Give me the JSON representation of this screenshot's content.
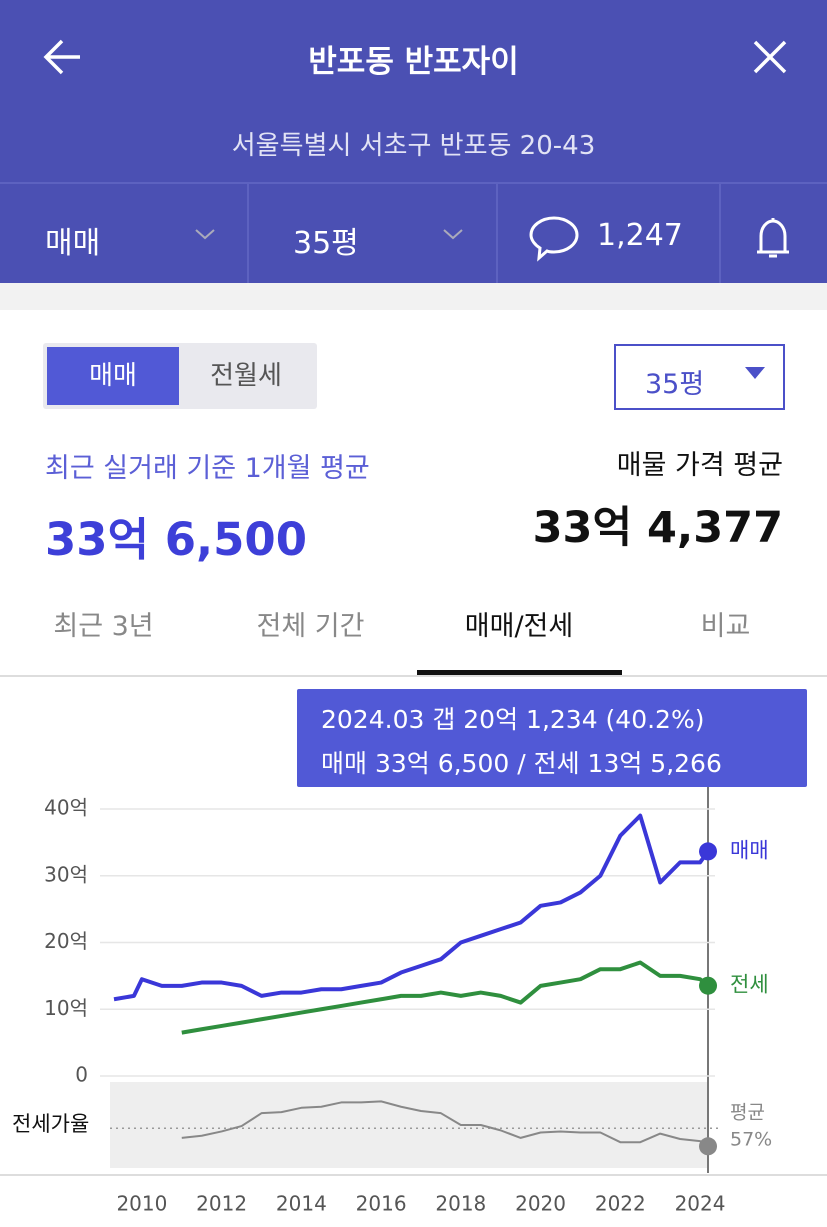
{
  "header": {
    "title": "반포동 반포자이",
    "address": "서울특별시 서초구 반포동 20-43"
  },
  "filters": {
    "deal": "매매",
    "size": "35평",
    "comments": "1,247"
  },
  "toggle": {
    "options": [
      "매매",
      "전월세"
    ],
    "size": "35평"
  },
  "summary": {
    "recent_label": "최근 실거래 기준 1개월 평균",
    "recent_price": "33억 6,500",
    "listing_label": "매물 가격 평균",
    "listing_price": "33억 4,377"
  },
  "period_tabs": [
    "최근 3년",
    "전체 기간",
    "매매/전세",
    "비교"
  ],
  "tooltip": [
    "2024.03  갭 20억 1,234 (40.2%)",
    "매매 33억 6,500 / 전세 13억 5,266"
  ],
  "chart_data": [
    {
      "type": "line",
      "x": [
        2009.3,
        2009.8,
        2010.0,
        2010.5,
        2011.0,
        2011.5,
        2012.0,
        2012.5,
        2013.0,
        2013.5,
        2014.0,
        2014.5,
        2015.0,
        2015.5,
        2016.0,
        2016.5,
        2017.0,
        2017.5,
        2018.0,
        2018.5,
        2019.0,
        2019.5,
        2020.0,
        2020.5,
        2021.0,
        2021.5,
        2022.0,
        2022.5,
        2023.0,
        2023.5,
        2024.0,
        2024.2
      ],
      "series": [
        {
          "name": "매매",
          "color": "#3a37d8",
          "values": [
            11.5,
            12,
            14.5,
            13.5,
            13.5,
            14,
            14,
            13.5,
            12,
            12.5,
            12.5,
            13,
            13,
            13.5,
            14,
            15.5,
            16.5,
            17.5,
            20,
            21,
            22,
            23,
            25.5,
            26,
            27.5,
            30,
            36,
            39,
            29,
            32,
            32,
            33.65
          ]
        },
        {
          "name": "전세",
          "color": "#2f8f3e",
          "values": [
            null,
            null,
            null,
            null,
            6.5,
            7,
            7.5,
            8,
            8.5,
            9,
            9.5,
            10,
            10.5,
            11,
            11.5,
            12,
            12,
            12.5,
            12,
            12.5,
            12,
            11,
            13.5,
            14,
            14.5,
            16,
            16,
            17,
            15,
            15,
            14.5,
            13.5266
          ]
        }
      ],
      "xlim": [
        2009.2,
        2024.3
      ],
      "xticks": [
        2010,
        2012,
        2014,
        2016,
        2018,
        2020,
        2022,
        2024
      ],
      "ylim": [
        0,
        40
      ],
      "yticks": [
        0,
        {
          "value": 10,
          "label": "10억"
        },
        {
          "value": 20,
          "label": "20억"
        },
        {
          "value": 30,
          "label": "30억"
        },
        {
          "value": 40,
          "label": "40억"
        }
      ],
      "grid": true
    },
    {
      "type": "line",
      "label": "전세가율",
      "x": [
        2009.3,
        2009.8,
        2010.0,
        2010.5,
        2011.0,
        2011.5,
        2012.0,
        2012.5,
        2013.0,
        2013.5,
        2014.0,
        2014.5,
        2015.0,
        2015.5,
        2016.0,
        2016.5,
        2017.0,
        2017.5,
        2018.0,
        2018.5,
        2019.0,
        2019.5,
        2020.0,
        2020.5,
        2021.0,
        2021.5,
        2022.0,
        2022.5,
        2023.0,
        2023.5,
        2024.0,
        2024.2
      ],
      "series": [
        {
          "color": "#888888",
          "values": [
            null,
            null,
            null,
            null,
            48,
            50,
            54,
            59,
            71,
            72,
            76,
            77,
            81,
            81,
            82,
            77,
            73,
            71,
            60,
            60,
            55,
            48,
            53,
            54,
            53,
            53,
            44,
            44,
            52,
            47,
            45,
            40.2
          ]
        }
      ],
      "xlim": [
        2009.2,
        2024.3
      ],
      "ylim": [
        20,
        100
      ],
      "average_title": "평균",
      "average": {
        "value": 57,
        "label": "57%"
      }
    }
  ]
}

────────────────

> [TASK BRIEF] Look back over the material above and state how many lines hold the word "color". Write the number and nothing else.

> [ANSWER BELOW] 3